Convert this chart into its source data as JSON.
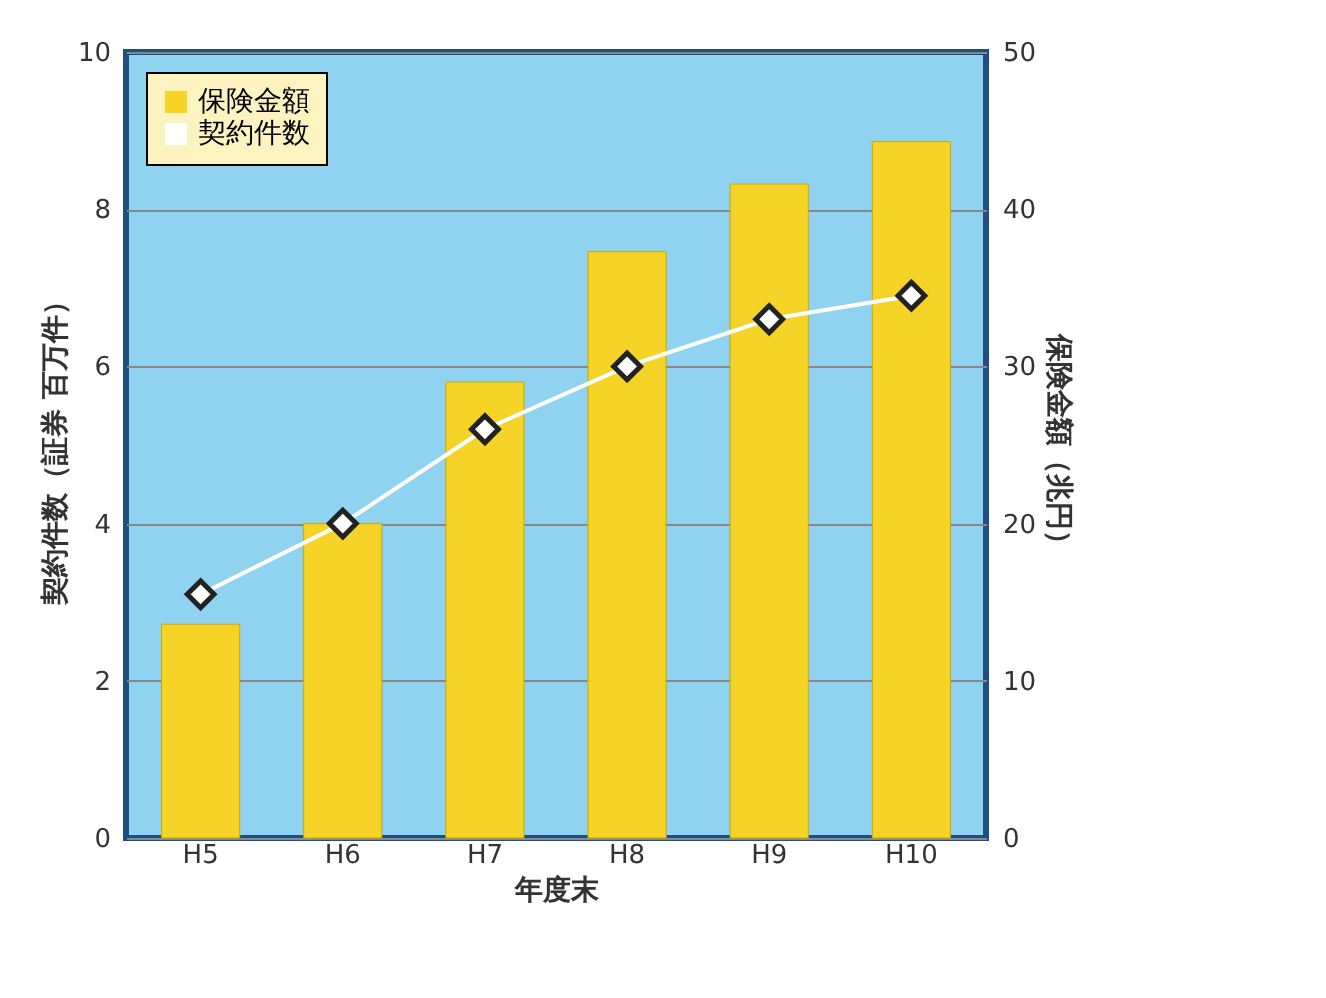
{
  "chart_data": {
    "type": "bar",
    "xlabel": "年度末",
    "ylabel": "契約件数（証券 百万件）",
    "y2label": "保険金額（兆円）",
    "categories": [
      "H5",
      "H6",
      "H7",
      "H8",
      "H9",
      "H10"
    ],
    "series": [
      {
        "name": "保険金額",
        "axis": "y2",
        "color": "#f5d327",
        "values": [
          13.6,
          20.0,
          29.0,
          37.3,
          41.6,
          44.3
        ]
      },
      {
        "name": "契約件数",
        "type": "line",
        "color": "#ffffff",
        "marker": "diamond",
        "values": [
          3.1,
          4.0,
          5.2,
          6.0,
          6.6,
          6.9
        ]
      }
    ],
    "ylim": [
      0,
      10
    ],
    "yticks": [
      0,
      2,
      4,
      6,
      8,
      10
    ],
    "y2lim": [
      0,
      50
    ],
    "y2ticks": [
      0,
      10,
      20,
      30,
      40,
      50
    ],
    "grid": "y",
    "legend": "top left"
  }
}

● ● ●

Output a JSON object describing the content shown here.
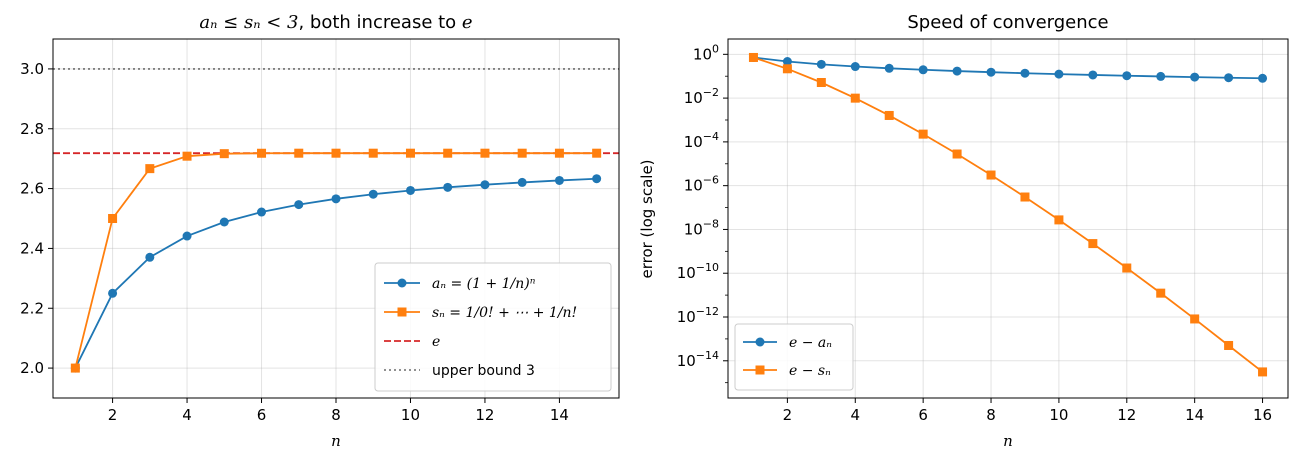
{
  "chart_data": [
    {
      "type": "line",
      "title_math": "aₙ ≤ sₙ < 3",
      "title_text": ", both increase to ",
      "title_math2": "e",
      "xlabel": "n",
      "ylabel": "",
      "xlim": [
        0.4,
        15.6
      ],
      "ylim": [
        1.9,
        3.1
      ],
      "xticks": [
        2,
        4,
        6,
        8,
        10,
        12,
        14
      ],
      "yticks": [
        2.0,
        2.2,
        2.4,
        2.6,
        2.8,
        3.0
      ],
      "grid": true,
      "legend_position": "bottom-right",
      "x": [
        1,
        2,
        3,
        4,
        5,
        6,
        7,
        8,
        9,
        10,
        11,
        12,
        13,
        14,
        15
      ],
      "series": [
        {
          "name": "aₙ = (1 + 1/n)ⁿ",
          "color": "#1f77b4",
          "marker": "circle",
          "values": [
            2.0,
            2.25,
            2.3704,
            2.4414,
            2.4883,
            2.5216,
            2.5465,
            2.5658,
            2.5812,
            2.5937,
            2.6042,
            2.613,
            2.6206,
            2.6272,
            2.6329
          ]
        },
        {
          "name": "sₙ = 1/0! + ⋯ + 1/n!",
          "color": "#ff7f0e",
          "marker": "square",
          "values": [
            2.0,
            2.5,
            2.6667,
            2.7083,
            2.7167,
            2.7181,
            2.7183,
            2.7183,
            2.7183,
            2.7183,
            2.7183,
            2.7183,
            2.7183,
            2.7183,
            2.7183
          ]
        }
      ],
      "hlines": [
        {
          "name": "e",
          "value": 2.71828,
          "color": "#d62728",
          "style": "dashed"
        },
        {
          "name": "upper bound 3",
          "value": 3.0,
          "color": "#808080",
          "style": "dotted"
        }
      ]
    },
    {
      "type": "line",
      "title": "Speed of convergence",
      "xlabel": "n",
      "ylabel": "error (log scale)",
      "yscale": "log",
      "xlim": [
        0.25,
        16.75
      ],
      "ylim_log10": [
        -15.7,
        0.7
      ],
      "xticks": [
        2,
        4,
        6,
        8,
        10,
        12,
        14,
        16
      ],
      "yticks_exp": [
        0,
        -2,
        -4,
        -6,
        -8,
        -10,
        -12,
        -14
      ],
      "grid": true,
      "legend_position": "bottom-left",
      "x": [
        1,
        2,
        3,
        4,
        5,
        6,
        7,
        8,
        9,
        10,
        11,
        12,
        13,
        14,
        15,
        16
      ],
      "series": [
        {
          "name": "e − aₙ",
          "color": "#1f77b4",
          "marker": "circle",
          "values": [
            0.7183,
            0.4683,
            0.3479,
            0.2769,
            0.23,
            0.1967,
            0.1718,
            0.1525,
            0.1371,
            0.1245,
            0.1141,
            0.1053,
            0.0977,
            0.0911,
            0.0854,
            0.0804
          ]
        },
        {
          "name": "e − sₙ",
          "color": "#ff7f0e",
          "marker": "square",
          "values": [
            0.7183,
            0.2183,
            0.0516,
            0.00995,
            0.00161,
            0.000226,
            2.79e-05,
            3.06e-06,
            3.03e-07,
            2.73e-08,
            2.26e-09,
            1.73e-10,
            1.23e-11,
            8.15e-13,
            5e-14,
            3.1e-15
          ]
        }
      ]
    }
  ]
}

● ● ●

Instruction: From the entries above, copy every line that holds the word "type".

Solution to the exercise:
    "type": "bar",
        "type": "line",
      "type": "line",
      "type": "line",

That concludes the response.